■ **YOUR INSTRUCTIONS**: Go through the listing and write out all of it exactly.

■ **TASK INPUT**:
-.-.-

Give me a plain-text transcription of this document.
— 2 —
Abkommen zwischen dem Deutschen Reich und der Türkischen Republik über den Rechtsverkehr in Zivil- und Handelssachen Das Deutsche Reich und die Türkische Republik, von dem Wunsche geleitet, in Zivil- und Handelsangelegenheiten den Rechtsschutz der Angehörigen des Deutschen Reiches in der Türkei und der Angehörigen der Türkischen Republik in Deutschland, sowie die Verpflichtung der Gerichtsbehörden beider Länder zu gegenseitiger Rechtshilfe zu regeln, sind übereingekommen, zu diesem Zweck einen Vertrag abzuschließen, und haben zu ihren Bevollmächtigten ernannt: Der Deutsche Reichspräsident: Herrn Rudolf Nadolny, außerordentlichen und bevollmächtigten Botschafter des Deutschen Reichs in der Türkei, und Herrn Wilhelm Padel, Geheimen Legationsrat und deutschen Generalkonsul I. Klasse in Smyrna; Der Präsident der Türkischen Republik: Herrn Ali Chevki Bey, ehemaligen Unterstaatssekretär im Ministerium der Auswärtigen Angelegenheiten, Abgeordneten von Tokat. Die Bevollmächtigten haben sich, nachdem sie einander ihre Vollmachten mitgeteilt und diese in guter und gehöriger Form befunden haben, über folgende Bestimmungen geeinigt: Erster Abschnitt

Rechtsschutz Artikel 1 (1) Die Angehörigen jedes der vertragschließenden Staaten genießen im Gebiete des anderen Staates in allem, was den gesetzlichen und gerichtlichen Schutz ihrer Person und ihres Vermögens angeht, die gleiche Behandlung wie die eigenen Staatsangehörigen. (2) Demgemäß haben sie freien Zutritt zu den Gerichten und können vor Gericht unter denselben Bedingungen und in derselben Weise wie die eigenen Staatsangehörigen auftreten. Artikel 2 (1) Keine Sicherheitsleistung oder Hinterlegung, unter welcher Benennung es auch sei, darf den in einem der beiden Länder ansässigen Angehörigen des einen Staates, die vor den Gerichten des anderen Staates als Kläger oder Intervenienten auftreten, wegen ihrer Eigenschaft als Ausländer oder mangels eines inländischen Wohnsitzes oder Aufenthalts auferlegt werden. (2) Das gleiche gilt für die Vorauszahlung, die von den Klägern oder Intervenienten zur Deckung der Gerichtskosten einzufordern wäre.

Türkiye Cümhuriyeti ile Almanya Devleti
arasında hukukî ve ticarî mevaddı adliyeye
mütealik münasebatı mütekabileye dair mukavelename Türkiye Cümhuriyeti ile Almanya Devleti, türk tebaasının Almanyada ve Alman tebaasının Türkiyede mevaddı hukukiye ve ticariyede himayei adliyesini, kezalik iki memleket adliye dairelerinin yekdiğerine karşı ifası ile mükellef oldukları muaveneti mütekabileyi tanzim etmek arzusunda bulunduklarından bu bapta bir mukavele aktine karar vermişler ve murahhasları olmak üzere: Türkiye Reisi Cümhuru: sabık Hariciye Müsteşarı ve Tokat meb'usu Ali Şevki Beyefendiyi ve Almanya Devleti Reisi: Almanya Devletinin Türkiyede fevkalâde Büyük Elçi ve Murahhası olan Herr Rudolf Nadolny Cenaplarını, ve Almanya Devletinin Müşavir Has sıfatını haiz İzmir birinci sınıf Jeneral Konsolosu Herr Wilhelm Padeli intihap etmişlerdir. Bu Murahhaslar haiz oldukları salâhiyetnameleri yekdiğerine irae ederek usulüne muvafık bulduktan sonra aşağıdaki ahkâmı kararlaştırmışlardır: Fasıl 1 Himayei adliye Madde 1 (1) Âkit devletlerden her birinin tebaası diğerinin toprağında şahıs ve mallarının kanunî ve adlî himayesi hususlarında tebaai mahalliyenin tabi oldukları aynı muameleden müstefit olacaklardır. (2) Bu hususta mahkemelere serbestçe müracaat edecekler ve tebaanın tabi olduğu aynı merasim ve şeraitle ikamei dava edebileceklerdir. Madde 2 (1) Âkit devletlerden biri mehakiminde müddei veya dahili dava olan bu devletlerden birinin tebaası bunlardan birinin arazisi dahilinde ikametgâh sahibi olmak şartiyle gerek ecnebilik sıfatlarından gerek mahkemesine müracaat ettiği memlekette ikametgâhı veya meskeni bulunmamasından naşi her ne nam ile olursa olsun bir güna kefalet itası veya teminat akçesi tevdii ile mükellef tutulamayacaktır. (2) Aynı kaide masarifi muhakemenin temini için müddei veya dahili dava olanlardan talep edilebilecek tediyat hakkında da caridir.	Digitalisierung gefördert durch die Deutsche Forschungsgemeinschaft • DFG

-.-.-

■ **THE COMPLETED TASK**:
Give me a plain-text transcription of this document.
— 2 —
Abkommen zwischen dem Deutschen Reich und der Türkischen Republik über den Rechtsverkehr in Zivil- und Handelssachen Das Deutsche Reich und die Türkische Republik, von dem Wunsche geleitet, in Zivil- und Handelsangelegenheiten den Rechtsschutz der Angehörigen des Deutschen Reiches in der Türkei und der Angehörigen der Türkischen Republik in Deutschland, sowie die Verpflichtung der Gerichtsbehörden beider Länder zu gegenseitiger Rechtshilfe zu regeln, sind übereingekommen, zu diesem Zweck einen Vertrag abzuschließen, und haben zu ihren Bevollmächtigten ernannt: Der Deutsche Reichspräsident: Herrn Rudolf Nadolny, außerordentlichen und bevollmächtigten Botschafter des Deutschen Reichs in der Türkei, und Herrn Wilhelm Padel, Geheimen Legationsrat und deutschen Generalkonsul I. Klasse in Smyrna; Der Präsident der Türkischen Republik: Herrn Ali Chevki Bey, ehemaligen Unterstaatssekretär im Ministerium der Auswärtigen Angelegenheiten, Abgeordneten von Tokat. Die Bevollmächtigten haben sich, nachdem sie einander ihre Vollmachten mitgeteilt und diese in guter und gehöriger Form befunden haben, über folgende Bestimmungen geeinigt: Erster Abschnitt

Rechtsschutz Artikel 1 (1) Die Angehörigen jedes der vertragschließenden Staaten genießen im Gebiete des anderen Staates in allem, was den gesetzlichen und gerichtlichen Schutz ihrer Person und ihres Vermögens angeht, die gleiche Behandlung wie die eigenen Staatsangehörigen. (2) Demgemäß haben sie freien Zutritt zu den Gerichten und können vor Gericht unter denselben Bedingungen und in derselben Weise wie die eigenen Staatsangehörigen auftreten. Artikel 2 (1) Keine Sicherheitsleistung oder Hinterlegung, unter welcher Benennung es auch sei, darf den in einem der beiden Länder ansässigen Angehörigen des einen Staates, die vor den Gerichten des anderen Staates als Kläger oder Intervenienten auftreten, wegen ihrer Eigenschaft als Ausländer oder mangels eines inländischen Wohnsitzes oder Aufenthalts auferlegt werden. (2) Das gleiche gilt für die Vorauszahlung, die von den Klägern oder Intervenienten zur Deckung der Gerichtskosten einzufordern wäre.

Türkiye Cümhuriyeti ile Almanya Devleti
arasında hukukî ve ticarî mevaddı adliyeye
mütealik münasebatı mütekabileye dair mukavelename Türkiye Cümhuriyeti ile Almanya Devleti, türk tebaasının Almanyada ve Alman tebaasının Türkiyede mevaddı hukukiye ve ticariyede himayei adliyesini, kezalik iki memleket adliye dairelerinin yekdiğerine karşı ifası ile mükellef oldukları muaveneti mütekabileyi tanzim etmek arzusunda bulunduklarından bu bapta bir mukavele aktine karar vermişler ve murahhasları olmak üzere: Türkiye Reisi Cümhuru: sabık Hariciye Müsteşarı ve Tokat meb'usu Ali Şevki Beyefendiyi ve Almanya Devleti Reisi: Almanya Devletinin Türkiyede fevkalâde Büyük Elçi ve Murahhası olan Herr Rudolf Nadolny Cenaplarını, ve Almanya Devletinin Müşavir Has sıfatını haiz İzmir birinci sınıf Jeneral Konsolosu Herr Wilhelm Padeli intihap etmişlerdir. Bu Murahhaslar haiz oldukları salâhiyetnameleri yekdiğerine irae ederek usulüne muvafık bulduktan sonra aşağıdaki ahkâmı kararlaştırmışlardır: Fasıl 1 Himayei adliye Madde 1 (1) Âkit devletlerden her birinin tebaası diğerinin toprağında şahıs ve mallarının kanunî ve adlî himayesi hususlarında tebaai mahalliyenin tabi oldukları aynı muameleden müstefit olacaklardır. (2) Bu hususta mahkemelere serbestçe müracaat edecekler ve tebaanın tabi olduğu aynı merasim ve şeraitle ikamei dava edebileceklerdir. Madde 2 (1) Âkit devletlerden biri mehakiminde müddei veya dahili dava olan bu devletlerden birinin tebaası bunlardan birinin arazisi dahilinde ikametgâh sahibi olmak şartiyle gerek ecnebilik sıfatlarından gerek mahkemesine müracaat ettiği memlekette ikametgâhı veya meskeni bulunmamasından naşi her ne nam ile olursa olsun bir güna kefalet itası veya teminat akçesi tevdii ile mükellef tutulamayacaktır. (2) Aynı kaide masarifi muhakemenin temini için müddei veya dahili dava olanlardan talep edilebilecek tediyat hakkında da caridir.	Digitalisierung gefördert durch die Deutsche Forschungsgemeinschaft • DFG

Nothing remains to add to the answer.